### [Aim]
Each line that follows is to be retyped exactly.

### [Exercise data]
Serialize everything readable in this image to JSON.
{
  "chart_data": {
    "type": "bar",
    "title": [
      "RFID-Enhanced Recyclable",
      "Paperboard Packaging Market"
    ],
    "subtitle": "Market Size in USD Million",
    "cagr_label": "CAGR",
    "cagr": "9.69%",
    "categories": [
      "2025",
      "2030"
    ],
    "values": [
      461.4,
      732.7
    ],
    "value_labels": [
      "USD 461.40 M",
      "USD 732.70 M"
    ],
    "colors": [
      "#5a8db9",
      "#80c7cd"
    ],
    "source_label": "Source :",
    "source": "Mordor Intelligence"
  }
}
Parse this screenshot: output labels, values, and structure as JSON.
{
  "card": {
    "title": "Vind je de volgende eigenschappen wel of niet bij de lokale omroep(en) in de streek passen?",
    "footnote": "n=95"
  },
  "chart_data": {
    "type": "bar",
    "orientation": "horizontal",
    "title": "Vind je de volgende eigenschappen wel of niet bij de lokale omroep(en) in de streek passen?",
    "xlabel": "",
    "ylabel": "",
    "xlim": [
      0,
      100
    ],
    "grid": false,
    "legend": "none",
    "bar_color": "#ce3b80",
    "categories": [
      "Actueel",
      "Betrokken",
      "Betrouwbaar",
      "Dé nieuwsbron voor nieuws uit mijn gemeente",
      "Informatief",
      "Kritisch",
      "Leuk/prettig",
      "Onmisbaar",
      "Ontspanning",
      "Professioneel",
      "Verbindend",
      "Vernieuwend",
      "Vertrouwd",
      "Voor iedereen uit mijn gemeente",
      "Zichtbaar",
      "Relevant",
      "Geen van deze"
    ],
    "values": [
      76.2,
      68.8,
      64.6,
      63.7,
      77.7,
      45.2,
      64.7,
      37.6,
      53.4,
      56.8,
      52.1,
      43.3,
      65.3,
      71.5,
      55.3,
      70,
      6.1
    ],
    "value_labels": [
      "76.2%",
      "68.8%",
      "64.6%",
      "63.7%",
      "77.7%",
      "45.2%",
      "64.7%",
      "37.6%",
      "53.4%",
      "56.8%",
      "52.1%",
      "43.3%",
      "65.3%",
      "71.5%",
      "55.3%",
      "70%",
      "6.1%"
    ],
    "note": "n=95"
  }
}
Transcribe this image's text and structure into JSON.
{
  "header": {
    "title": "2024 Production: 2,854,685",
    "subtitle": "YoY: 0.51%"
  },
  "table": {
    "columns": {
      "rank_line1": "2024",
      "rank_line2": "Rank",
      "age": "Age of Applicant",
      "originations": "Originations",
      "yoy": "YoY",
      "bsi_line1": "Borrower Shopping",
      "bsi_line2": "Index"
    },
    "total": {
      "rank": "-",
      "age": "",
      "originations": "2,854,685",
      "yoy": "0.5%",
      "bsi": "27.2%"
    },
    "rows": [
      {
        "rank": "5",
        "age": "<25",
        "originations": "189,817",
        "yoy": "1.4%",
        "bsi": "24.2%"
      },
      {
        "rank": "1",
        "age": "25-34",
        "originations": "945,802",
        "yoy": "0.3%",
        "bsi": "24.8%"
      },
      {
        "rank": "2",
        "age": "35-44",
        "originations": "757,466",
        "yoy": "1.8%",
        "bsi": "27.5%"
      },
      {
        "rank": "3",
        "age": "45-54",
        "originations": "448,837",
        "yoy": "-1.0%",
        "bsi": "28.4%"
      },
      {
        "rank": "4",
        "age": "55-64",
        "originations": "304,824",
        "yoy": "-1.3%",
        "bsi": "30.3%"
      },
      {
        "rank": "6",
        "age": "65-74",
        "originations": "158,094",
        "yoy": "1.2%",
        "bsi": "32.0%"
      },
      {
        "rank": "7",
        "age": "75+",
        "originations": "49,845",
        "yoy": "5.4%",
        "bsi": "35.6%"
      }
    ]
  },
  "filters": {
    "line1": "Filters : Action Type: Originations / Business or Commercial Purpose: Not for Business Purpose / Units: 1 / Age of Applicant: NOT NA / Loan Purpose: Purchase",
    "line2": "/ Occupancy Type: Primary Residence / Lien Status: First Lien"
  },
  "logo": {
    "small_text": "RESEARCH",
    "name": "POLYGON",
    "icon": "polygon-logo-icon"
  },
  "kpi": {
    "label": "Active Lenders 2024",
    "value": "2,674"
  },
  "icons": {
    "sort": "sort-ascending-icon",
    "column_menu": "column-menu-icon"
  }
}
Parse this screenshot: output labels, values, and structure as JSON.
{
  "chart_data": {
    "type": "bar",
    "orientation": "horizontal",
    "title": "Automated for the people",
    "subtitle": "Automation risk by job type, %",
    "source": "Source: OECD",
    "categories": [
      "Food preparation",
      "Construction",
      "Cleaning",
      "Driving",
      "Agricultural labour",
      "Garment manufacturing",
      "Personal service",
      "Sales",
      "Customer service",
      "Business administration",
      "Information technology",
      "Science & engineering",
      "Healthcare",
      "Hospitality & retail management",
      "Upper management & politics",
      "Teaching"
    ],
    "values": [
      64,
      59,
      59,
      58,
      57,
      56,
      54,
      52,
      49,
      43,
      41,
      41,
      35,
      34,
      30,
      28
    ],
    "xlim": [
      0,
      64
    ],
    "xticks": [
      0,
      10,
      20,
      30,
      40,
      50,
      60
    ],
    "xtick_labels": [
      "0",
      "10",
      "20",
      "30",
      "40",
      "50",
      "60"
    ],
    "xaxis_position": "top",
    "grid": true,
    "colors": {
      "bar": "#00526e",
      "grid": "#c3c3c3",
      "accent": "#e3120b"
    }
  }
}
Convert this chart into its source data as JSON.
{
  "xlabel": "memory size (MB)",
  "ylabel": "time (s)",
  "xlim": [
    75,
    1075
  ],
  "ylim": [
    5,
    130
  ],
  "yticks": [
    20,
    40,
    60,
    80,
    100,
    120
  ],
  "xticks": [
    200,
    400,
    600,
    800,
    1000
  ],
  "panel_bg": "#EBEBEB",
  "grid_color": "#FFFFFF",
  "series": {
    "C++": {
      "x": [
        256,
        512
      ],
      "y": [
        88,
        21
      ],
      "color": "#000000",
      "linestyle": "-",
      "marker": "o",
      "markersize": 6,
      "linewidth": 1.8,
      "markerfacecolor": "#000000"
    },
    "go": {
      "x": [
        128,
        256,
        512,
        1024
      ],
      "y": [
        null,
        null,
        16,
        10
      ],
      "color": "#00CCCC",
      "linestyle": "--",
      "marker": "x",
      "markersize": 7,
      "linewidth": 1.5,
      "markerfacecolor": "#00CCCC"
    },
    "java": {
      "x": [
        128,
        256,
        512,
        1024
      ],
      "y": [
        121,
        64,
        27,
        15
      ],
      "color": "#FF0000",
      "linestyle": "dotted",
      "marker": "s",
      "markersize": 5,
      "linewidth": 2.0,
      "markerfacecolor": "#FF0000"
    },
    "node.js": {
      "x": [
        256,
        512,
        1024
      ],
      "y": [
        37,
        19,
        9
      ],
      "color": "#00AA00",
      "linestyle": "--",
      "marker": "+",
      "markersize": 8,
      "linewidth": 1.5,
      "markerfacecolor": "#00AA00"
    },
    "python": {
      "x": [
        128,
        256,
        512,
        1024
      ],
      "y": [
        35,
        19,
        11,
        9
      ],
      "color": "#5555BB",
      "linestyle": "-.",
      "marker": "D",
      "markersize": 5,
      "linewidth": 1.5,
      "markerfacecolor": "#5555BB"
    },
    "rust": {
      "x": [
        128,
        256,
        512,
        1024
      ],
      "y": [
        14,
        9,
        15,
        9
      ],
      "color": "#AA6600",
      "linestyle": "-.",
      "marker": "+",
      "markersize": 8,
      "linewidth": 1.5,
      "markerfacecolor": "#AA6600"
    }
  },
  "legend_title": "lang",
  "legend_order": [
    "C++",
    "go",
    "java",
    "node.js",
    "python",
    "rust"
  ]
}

### [Solved exercise]
Serialize everything readable in this image to JSON.
{
  "chart_data": {
    "type": "bar",
    "title": [
      "RFID-Enhanced Recyclable",
      "Paperboard Packaging Market"
    ],
    "subtitle": "Market Size in USD Million",
    "cagr_label": "CAGR",
    "cagr": "9.69%",
    "categories": [
      "2025",
      "2030"
    ],
    "values": [
      461.4,
      732.7
    ],
    "value_labels": [
      "USD 461.40 M",
      "USD 732.70 M"
    ],
    "colors": [
      "#5a8db9",
      "#80c7cd"
    ],
    "source_label": "Source :",
    "source": "Mordor Intelligence"
  }
}
Parse this screenshot: output labels, values, and structure as JSON.
{
  "card": {
    "title": "Vind je de volgende eigenschappen wel of niet bij de lokale omroep(en) in de streek passen?",
    "footnote": "n=95"
  },
  "chart_data": {
    "type": "bar",
    "orientation": "horizontal",
    "title": "Vind je de volgende eigenschappen wel of niet bij de lokale omroep(en) in de streek passen?",
    "xlabel": "",
    "ylabel": "",
    "xlim": [
      0,
      100
    ],
    "grid": false,
    "legend": "none",
    "bar_color": "#ce3b80",
    "categories": [
      "Actueel",
      "Betrokken",
      "Betrouwbaar",
      "Dé nieuwsbron voor nieuws uit mijn gemeente",
      "Informatief",
      "Kritisch",
      "Leuk/prettig",
      "Onmisbaar",
      "Ontspanning",
      "Professioneel",
      "Verbindend",
      "Vernieuwend",
      "Vertrouwd",
      "Voor iedereen uit mijn gemeente",
      "Zichtbaar",
      "Relevant",
      "Geen van deze"
    ],
    "values": [
      76.2,
      68.8,
      64.6,
      63.7,
      77.7,
      45.2,
      64.7,
      37.6,
      53.4,
      56.8,
      52.1,
      43.3,
      65.3,
      71.5,
      55.3,
      70,
      6.1
    ],
    "value_labels": [
      "76.2%",
      "68.8%",
      "64.6%",
      "63.7%",
      "77.7%",
      "45.2%",
      "64.7%",
      "37.6%",
      "53.4%",
      "56.8%",
      "52.1%",
      "43.3%",
      "65.3%",
      "71.5%",
      "55.3%",
      "70%",
      "6.1%"
    ],
    "note": "n=95"
  }
}
Transcribe this image's text and structure into JSON.
{
  "header": {
    "title": "2024 Production: 2,854,685",
    "subtitle": "YoY: 0.51%"
  },
  "table": {
    "columns": {
      "rank_line1": "2024",
      "rank_line2": "Rank",
      "age": "Age of Applicant",
      "originations": "Originations",
      "yoy": "YoY",
      "bsi_line1": "Borrower Shopping",
      "bsi_line2": "Index"
    },
    "total": {
      "rank": "-",
      "age": "",
      "originations": "2,854,685",
      "yoy": "0.5%",
      "bsi": "27.2%"
    },
    "rows": [
      {
        "rank": "5",
        "age": "<25",
        "originations": "189,817",
        "yoy": "1.4%",
        "bsi": "24.2%"
      },
      {
        "rank": "1",
        "age": "25-34",
        "originations": "945,802",
        "yoy": "0.3%",
        "bsi": "24.8%"
      },
      {
        "rank": "2",
        "age": "35-44",
        "originations": "757,466",
        "yoy": "1.8%",
        "bsi": "27.5%"
      },
      {
        "rank": "3",
        "age": "45-54",
        "originations": "448,837",
        "yoy": "-1.0%",
        "bsi": "28.4%"
      },
      {
        "rank": "4",
        "age": "55-64",
        "originations": "304,824",
        "yoy": "-1.3%",
        "bsi": "30.3%"
      },
      {
        "rank": "6",
        "age": "65-74",
        "originations": "158,094",
        "yoy": "1.2%",
        "bsi": "32.0%"
      },
      {
        "rank": "7",
        "age": "75+",
        "originations": "49,845",
        "yoy": "5.4%",
        "bsi": "35.6%"
      }
    ]
  },
  "filters": {
    "line1": "Filters : Action Type: Originations / Business or Commercial Purpose: Not for Business Purpose / Units: 1 / Age of Applicant: NOT NA / Loan Purpose: Purchase",
    "line2": "/ Occupancy Type: Primary Residence / Lien Status: First Lien"
  },
  "logo": {
    "small_text": "RESEARCH",
    "name": "POLYGON",
    "icon": "polygon-logo-icon"
  },
  "kpi": {
    "label": "Active Lenders 2024",
    "value": "2,674"
  },
  "icons": {
    "sort": "sort-ascending-icon",
    "column_menu": "column-menu-icon"
  }
}
Parse this screenshot: output labels, values, and structure as JSON.
{
  "chart_data": {
    "type": "bar",
    "orientation": "horizontal",
    "title": "Automated for the people",
    "subtitle": "Automation risk by job type, %",
    "source": "Source: OECD",
    "categories": [
      "Food preparation",
      "Construction",
      "Cleaning",
      "Driving",
      "Agricultural labour",
      "Garment manufacturing",
      "Personal service",
      "Sales",
      "Customer service",
      "Business administration",
      "Information technology",
      "Science & engineering",
      "Healthcare",
      "Hospitality & retail management",
      "Upper management & politics",
      "Teaching"
    ],
    "values": [
      64,
      59,
      59,
      58,
      57,
      56,
      54,
      52,
      49,
      43,
      41,
      41,
      35,
      34,
      30,
      28
    ],
    "xlim": [
      0,
      64
    ],
    "xticks": [
      0,
      10,
      20,
      30,
      40,
      50,
      60
    ],
    "xtick_labels": [
      "0",
      "10",
      "20",
      "30",
      "40",
      "50",
      "60"
    ],
    "xaxis_position": "top",
    "grid": true,
    "colors": {
      "bar": "#00526e",
      "grid": "#c3c3c3",
      "accent": "#e3120b"
    }
  }
}
Convert this chart into its source data as JSON.
{
  "xlabel": "memory size (MB)",
  "ylabel": "time (s)",
  "xlim": [
    75,
    1075
  ],
  "ylim": [
    5,
    130
  ],
  "yticks": [
    20,
    40,
    60,
    80,
    100,
    120
  ],
  "xticks": [
    200,
    400,
    600,
    800,
    1000
  ],
  "panel_bg": "#EBEBEB",
  "grid_color": "#FFFFFF",
  "series": {
    "C++": {
      "x": [
        256,
        512
      ],
      "y": [
        88,
        21
      ],
      "color": "#000000",
      "linestyle": "-",
      "marker": "o",
      "markersize": 6,
      "linewidth": 1.8,
      "markerfacecolor": "#000000"
    },
    "go": {
      "x": [
        128,
        256,
        512,
        1024
      ],
      "y": [
        null,
        null,
        16,
        10
      ],
      "color": "#00CCCC",
      "linestyle": "--",
      "marker": "x",
      "markersize": 7,
      "linewidth": 1.5,
      "markerfacecolor": "#00CCCC"
    },
    "java": {
      "x": [
        128,
        256,
        512,
        1024
      ],
      "y": [
        121,
        64,
        27,
        15
      ],
      "color": "#FF0000",
      "linestyle": "dotted",
      "marker": "s",
      "markersize": 5,
      "linewidth": 2.0,
      "markerfacecolor": "#FF0000"
    },
    "node.js": {
      "x": [
        256,
        512,
        1024
      ],
      "y": [
        37,
        19,
        9
      ],
      "color": "#00AA00",
      "linestyle": "--",
      "marker": "+",
      "markersize": 8,
      "linewidth": 1.5,
      "markerfacecolor": "#00AA00"
    },
    "python": {
      "x": [
        128,
        256,
        512,
        1024
      ],
      "y": [
        35,
        19,
        11,
        9
      ],
      "color": "#5555BB",
      "linestyle": "-.",
      "marker": "D",
      "markersize": 5,
      "linewidth": 1.5,
      "markerfacecolor": "#5555BB"
    },
    "rust": {
      "x": [
        128,
        256,
        512,
        1024
      ],
      "y": [
        14,
        9,
        15,
        9
      ],
      "color": "#AA6600",
      "linestyle": "-.",
      "marker": "+",
      "markersize": 8,
      "linewidth": 1.5,
      "markerfacecolor": "#AA6600"
    }
  },
  "legend_title": "lang",
  "legend_order": [
    "C++",
    "go",
    "java",
    "node.js",
    "python",
    "rust"
  ]
}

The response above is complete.